>>>

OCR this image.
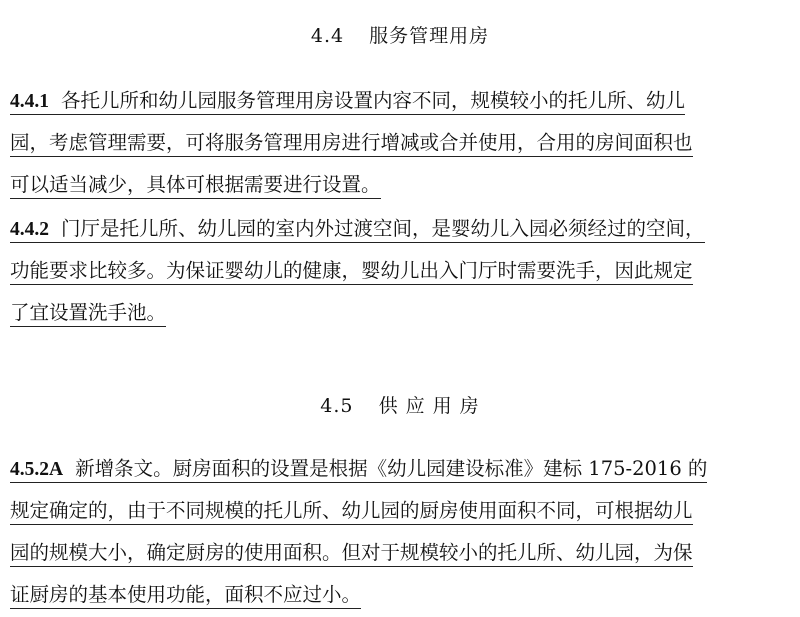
4.4 服务管理用房
4.4.1 各托儿所和幼儿园服务管理用房设置内容不同，规模较小的托儿所、幼儿
园，考虑管理需要，可将服务管理用房进行增减或合并使用，合用的房间面积也
可以适当减少，具体可根据需要进行设置。
4.4.2 门厅是托儿所、幼儿园的室内外过渡空间，是婴幼儿入园必须经过的空间，
功能要求比较多。为保证婴幼儿的健康，婴幼儿出入门厅时需要洗手，因此规定
了宜设置洗手池。
4.5 供 应 用 房
4.5.2A 新增条文。厨房面积的设置是根据《幼儿园建设标准》建标 175-2016 的
规定确定的，由于不同规模的托儿所、幼儿园的厨房使用面积不同，可根据幼儿
园的规模大小，确定厨房的使用面积。但对于规模较小的托儿所、幼儿园，为保
证厨房的基本使用功能，面积不应过小。
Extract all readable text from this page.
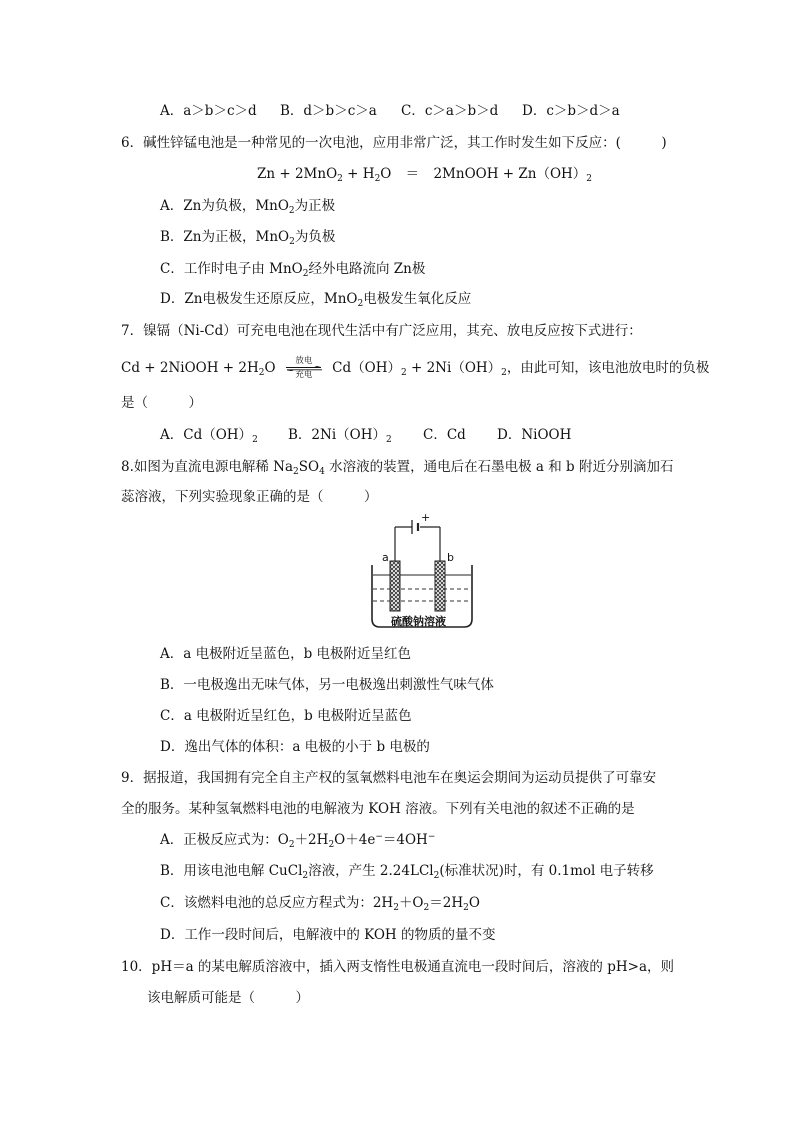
A．a＞b＞c＞d B．d＞b＞c＞a C．c＞a＞b＞d D．c＞b＞d＞a
6．碱性锌锰电池是一种常见的一次电池，应用非常广泛，其工作时发生如下反应：(　　　)
$Zn + 2MnO_2 + H_2O$ ＝ 2MnOOH + $Zn(OH)_2$
A．Zn为负极，MnO$_2$为正极
B．Zn为正极，MnO$_2$为负极
C．工作时电子由 MnO$_2$经外电路流向 Zn极
D．Zn电极发生还原反应，MnO$_2$电极发生氧化反应
7．镍镉（Ni-Cd）可充电电池在现代生活中有广泛应用，其充、放电反应按下式进行：
Cd + 2NiOOH + $2H_2O$	放电
充电	$Cd(OH)_2 + 2Ni(OH)_2$，由此可知，该电池放电时的负极
是（　　　）
A．$Cd(OH)_2$ B．$2Ni(OH)_2$ C．Cd D．NiOOH
8.如图为直流电源电解稀 $Na_2SO_4$ 水溶液的装置，通电后在石墨电极 a 和 b 附近分别滴加石
蕊溶液，下列实验现象正确的是（　　　）
+
a	b
硫酸钠溶液
A．a 电极附近呈蓝色，b 电极附近呈红色
B．一电极逸出无味气体，另一电极逸出刺激性气味气体
C．a 电极附近呈红色，b 电极附近呈蓝色
D．逸出气体的体积：a 电极的小于 b 电极的
9．据报道，我国拥有完全自主产权的氢氧燃料电池车在奥运会期间为运动员提供了可靠安
全的服务。某种氢氧燃料电池的电解液为 KOH 溶液。下列有关电池的叙述不正确的是
A．正极反应式为：$O_2+2H_2O+4e^-=4OH^-$
B．用该电池电解 CuCl$_2$溶液，产生 2.24LCl$_2$(标准状况)时，有 0.1mol 电子转移
C．该燃料电池的总反应方程式为：$2H_2+O_2=2H_2O$
D．工作一段时间后，电解液中的 KOH 的物质的量不变
10．pH＝a 的某电解质溶液中，插入两支惰性电极通直流电一段时间后，溶液的 pH>a，则
该电解质可能是（　　　）
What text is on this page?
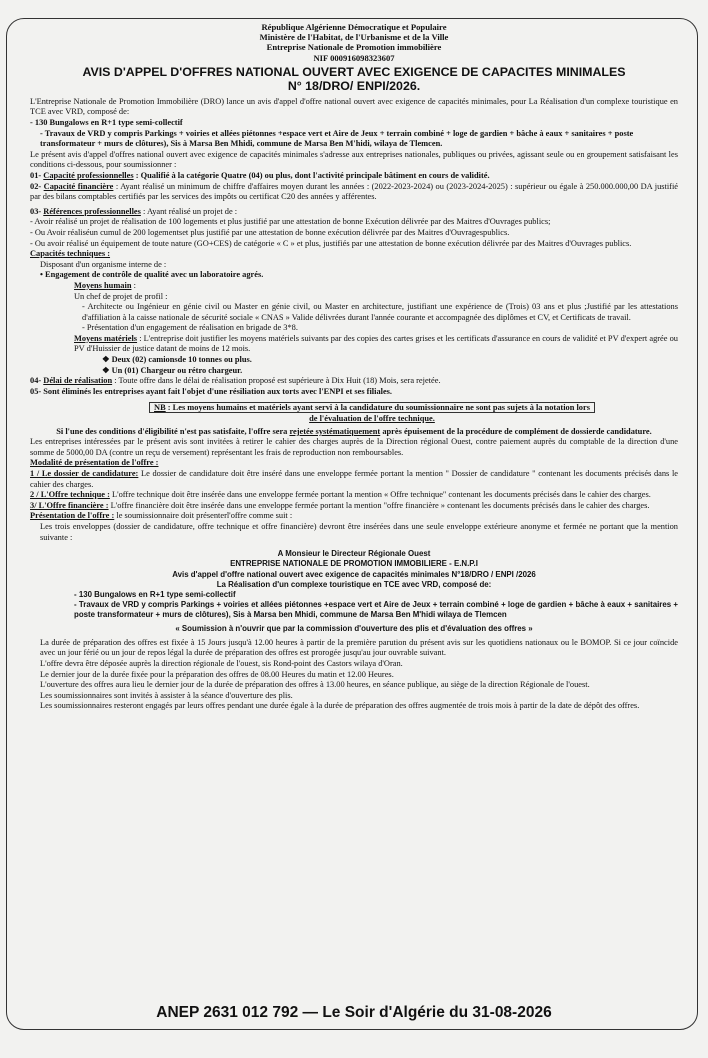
République Algérienne Démocratique et Populaire

Ministère de l'Habitat, de l'Urbanisme et de la Ville

Entreprise Nationale de Promotion immobilière

NIF 000916098323607

AVIS D'APPEL D'OFFRES NATIONAL OUVERT AVEC EXIGENCE DE CAPACITES MINIMALES

N° 18/DRO/ ENPI/2026.

L'Entreprise Nationale de Promotion Immobilière (DRO) lance un avis d'appel d'offre national ouvert avec exigence de capacités minimales, pour La Réalisation d'un complexe touristique en TCE avec VRD, composé de:

- 130 Bungalows en R+1 type semi-collectif

- Travaux de VRD y compris Parkings + voiries et allées piétonnes +espace vert et Aire de Jeux + terrain combiné + loge de gardien + bâche à eaux + sanitaires + poste transformateur + murs de clôtures), Sis à Marsa Ben Mhidi, commune de Marsa Ben M'hidi, wilaya de Tlemcen.

Le présent avis d'appel d'offres national ouvert avec exigence de capacités minimales s'adresse aux entreprises nationales, publiques ou privées, agissant seule ou en groupement satisfaisant les conditions ci-dessous, pour soumissionner :

01- Capacité professionnelles : Qualifié à la catégorie Quatre (04) ou plus, dont l'activité principale bâtiment en cours de validité.

02- Capacité financière : Ayant réalisé un minimum de chiffre d'affaires moyen durant les années : (2022-2023-2024) ou (2023-2024-2025) : supérieur ou égale à 250.000.000,00 DA justifié par des bilans comptables certifiés par les services des impôts ou certificat C20 des années y afférentes.

03- Références professionnelles : Ayant réalisé un projet de :

- Avoir réalisé un projet de réalisation de 100 logements et plus justifié par une attestation de bonne Exécution délivrée par des Maitres d'Ouvrages publics;

- Ou Avoir réaliséun cumul de 200 logementset plus justifié par une attestation de bonne exécution délivrée par des Maitres d'Ouvragespublics.

- Ou avoir réalisé un équipement de toute nature (GO+CES) de catégorie « C » et plus, justifiés par une attestation de bonne exécution délivrée par des Maitres d'Ouvrages publics.

Capacités techniques :

Disposant d'un organisme interne de :

• Engagement de contrôle de qualité avec un laboratoire agrés.

Moyens humain :

Un chef de projet de profil :

- Architecte ou Ingénieur en génie civil ou Master en génie civil, ou Master en architecture, justifiant une expérience de (Trois) 03 ans et plus ;Justifié par les attestations d'affiliation à la caisse nationale de sécurité sociale « CNAS » Valide délivrées durant l'année courante et accompagnée des diplômes et CV, et Certificats de travail.

- Présentation d'un engagement de réalisation en brigade de 3*8.

Moyens matériels : L'entreprise doit justifier les moyens matériels suivants par des copies des cartes grises et les certificats d'assurance en cours de validité et PV d'expert agrée ou PV d'Huissier de justice datant de moins de 12 mois.

❖ Deux (02) camionsde 10 tonnes ou plus.

❖ Un (01) Chargeur ou rétro chargeur.

04- Délai de réalisation : Toute offre dans le délai de réalisation proposé est supérieure à Dix Huit (18) Mois, sera rejetée.

05- Sont éliminés les entreprises ayant fait l'objet d'une résiliation aux torts avec l'ENPI et ses filiales.

NB : Les moyens humains et matériels ayant servi à la candidature du soumissionnaire ne sont pas sujets à la notation lors

de l'évaluation de l'offre technique.

Si l'une des conditions d'éligibilité n'est pas satisfaite, l'offre sera rejetée systématiquement après épuisement de la procédure de complément de dossierde candidature.

Les entreprises intéressées par le présent avis sont invitées à retirer le cahier des charges auprès de la Direction régional Ouest, contre paiement auprès du comptable de la direction d'une somme de 5000,00 DA (contre un reçu de versement) représentant les frais de reproduction non remboursables.

Modalité de présentation de l'offre :

1 / Le dossier de candidature: Le dossier de candidature doit être inséré dans une enveloppe fermée portant la mention " Dossier de candidature " contenant les documents précisés dans le cahier des charges.

2 / L'Offre technique : L'offre technique doit être insérée dans une enveloppe fermée portant la mention « Offre technique" contenant les documents précisés dans le cahier des charges.

3/ L'Offre financière : L'offre financière doit être insérée dans une enveloppe fermée portant la mention "offre financière » contenant les documents précisés dans le cahier des charges.

Présentation de l'offre : le soumissionnaire doit présenterl'offre comme suit :

Les trois enveloppes (dossier de candidature, offre technique et offre financière) devront être insérées dans une seule enveloppe extérieure anonyme et fermée ne portant que la mention suivante :

A Monsieur le Directeur Régionale Ouest

ENTREPRISE NATIONALE DE PROMOTION IMMOBILIERE - E.N.P.I

Avis d'appel d'offre national ouvert avec exigence de capacités minimales N°18/DRO / ENPI /2026

La Réalisation d'un complexe touristique en TCE avec VRD, composé de:

- 130 Bungalows en R+1 type semi-collectif

- Travaux de VRD y compris Parkings + voiries et allées piétonnes +espace vert et Aire de Jeux + terrain combiné + loge de gardien + bâche à eaux + sanitaires + poste transformateur + murs de clôtures), Sis à Marsa ben Mhidi, commune de Marsa Ben M'hidi wilaya de Tlemcen

« Soumission à n'ouvrir que par la commission d'ouverture des plis et d'évaluation des offres »

La durée de préparation des offres est fixée à 15 Jours jusqu'à 12.00 heures à partir de la première parution du présent avis sur les quotidiens nationaux ou le BOMOP. Si ce jour coïncide avec un jour férié ou un jour de repos légal la durée de préparation des offres est prorogée jusqu'au jour ouvrable suivant.

L'offre devra être déposée auprès la direction régionale de l'ouest, sis Rond-point des Castors wilaya d'Oran.

Le dernier jour de la durée fixée pour la préparation des offres de 08.00 Heures du matin et 12.00 Heures.

L'ouverture des offres aura lieu le dernier jour de la durée de préparation des offres à 13.00 heures, en séance publique, au siège de la direction Régionale de l'ouest.

Les soumissionnaires sont invités à assister à la séance d'ouverture des plis.

Les soumissionnaires resteront engagés par leurs offres pendant une durée égale à la durée de préparation des offres augmentée de trois mois à partir de la date de dépôt des offres.

ANEP 2631 012 792 — Le Soir d'Algérie du 31-08-2026
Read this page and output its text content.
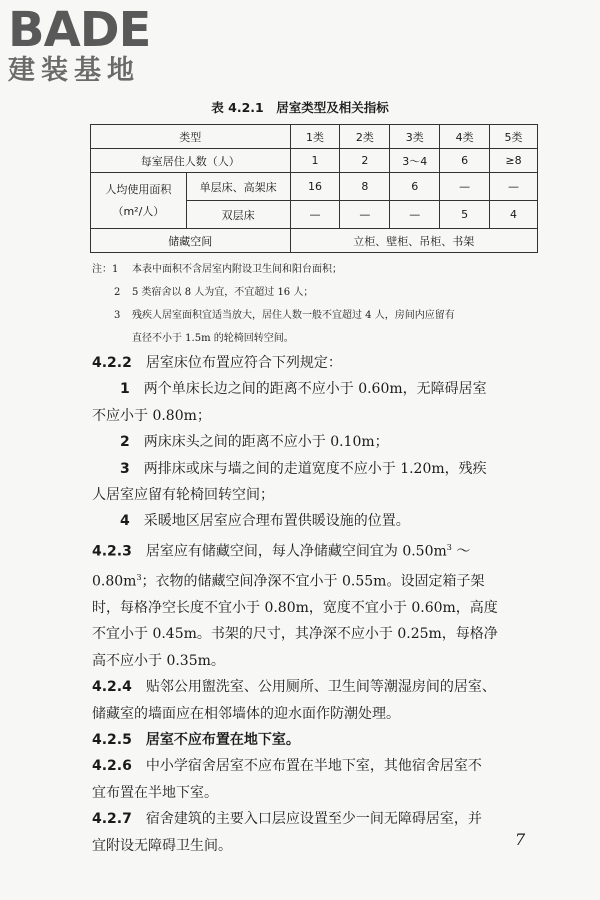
BADE
建装基地
表 4.2.1　居室类型及相关指标
类型		1类	2类	3类	4类	5类
每室居住人数（人）		1	2	3～4	6	≥8

人均使用面积
（m²/人）	单层床、高架床	16	8	6	—	—
	双层床	—	—	—	5	4
储藏空间		立柜、壁柜、吊柜、书架				
注：1	本表中面积不含居室内附设卫生间和阳台面积；
2	5 类宿舍以 8 人为宜，不宜超过 16 人；
3	残疾人居室面积宜适当放大，居住人数一般不宜超过 4 人，房间内应留有
直径不小于 1.5m 的轮椅回转空间。

4.2.2　 居室床位布置应符合下列规定：

1　 两个单床长边之间的距离不应小于 0.60m，无障碍居室

不应小于 0.80m；

2　 两床床头之间的距离不应小于 0.10m；

3　 两排床或床与墙之间的走道宽度不应小于 1.20m，残疾

人居室应留有轮椅回转空间；

4　 采暖地区居室应合理布置供暖设施的位置。

4.2.3　 居室应有储藏空间，每人净储藏空间宜为 $0.50m^3$ ～

$0.80m^3$；衣物的储藏空间净深不宜小于 0.55m。设固定箱子架

时，每格净空长度不宜小于 0.80m，宽度不宜小于 0.60m，高度

不宜小于 0.45m。书架的尺寸，其净深不应小于 0.25m，每格净

高不应小于 0.35m。

4.2.4　 贴邻公用盥洗室、公用厕所、卫生间等潮湿房间的居室、

储藏室的墙面应在相邻墙体的迎水面作防潮处理。

4.2.5　 居室不应布置在地下室。

4.2.6　 中小学宿舍居室不应布置在半地下室，其他宿舍居室不

宜布置在半地下室。

4.2.7　 宿舍建筑的主要入口层应设置至少一间无障碍居室，并

宜附设无障碍卫生间。	7
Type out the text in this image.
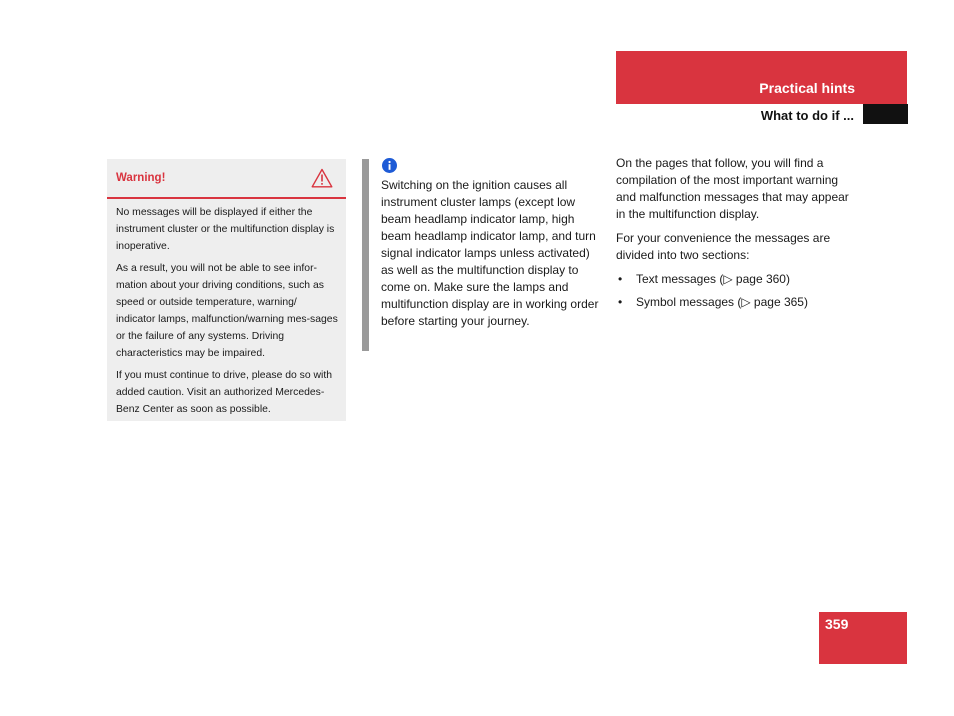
Practical hints
What to do if ...
Warning!

No messages will be displayed if either the instrument cluster or the multifunction display is inoperative.

As a result, you will not be able to see infor-mation about your driving conditions, such as speed or outside temperature, warning/ indicator lamps, malfunction/warning mes-sages or the failure of any systems. Driving characteristics may be impaired.

If you must continue to drive, please do so with added caution. Visit an authorized Mercedes-Benz Center as soon as possible.

Switching on the ignition causes all instrument cluster lamps (except low beam headlamp indicator lamp, high beam headlamp indicator lamp, and turn signal indicator lamps unless activated) as well as the multifunction display to come on. Make sure the lamps and multifunction display are in working order before starting your journey.

On the pages that follow, you will find a compilation of the most important warning and malfunction messages that may appear in the multifunction display.

For your convenience the messages are divided into two sections:

• Text messages (▷ page 360)
• Symbol messages (▷ page 365)
359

<<<

• REQUEST: Among the lines of the data, identify those with the word "soumissionnaires". Copy each of them.

• THE REPLY:
Les soumissionnaires sont invités à assister à la séance d'ouverture des plis.
Les soumissionnaires resteront engagés par leurs offres pendant une durée égale à la durée de préparation des offres augmentée de trois mois à partir de la date de dépôt des offres.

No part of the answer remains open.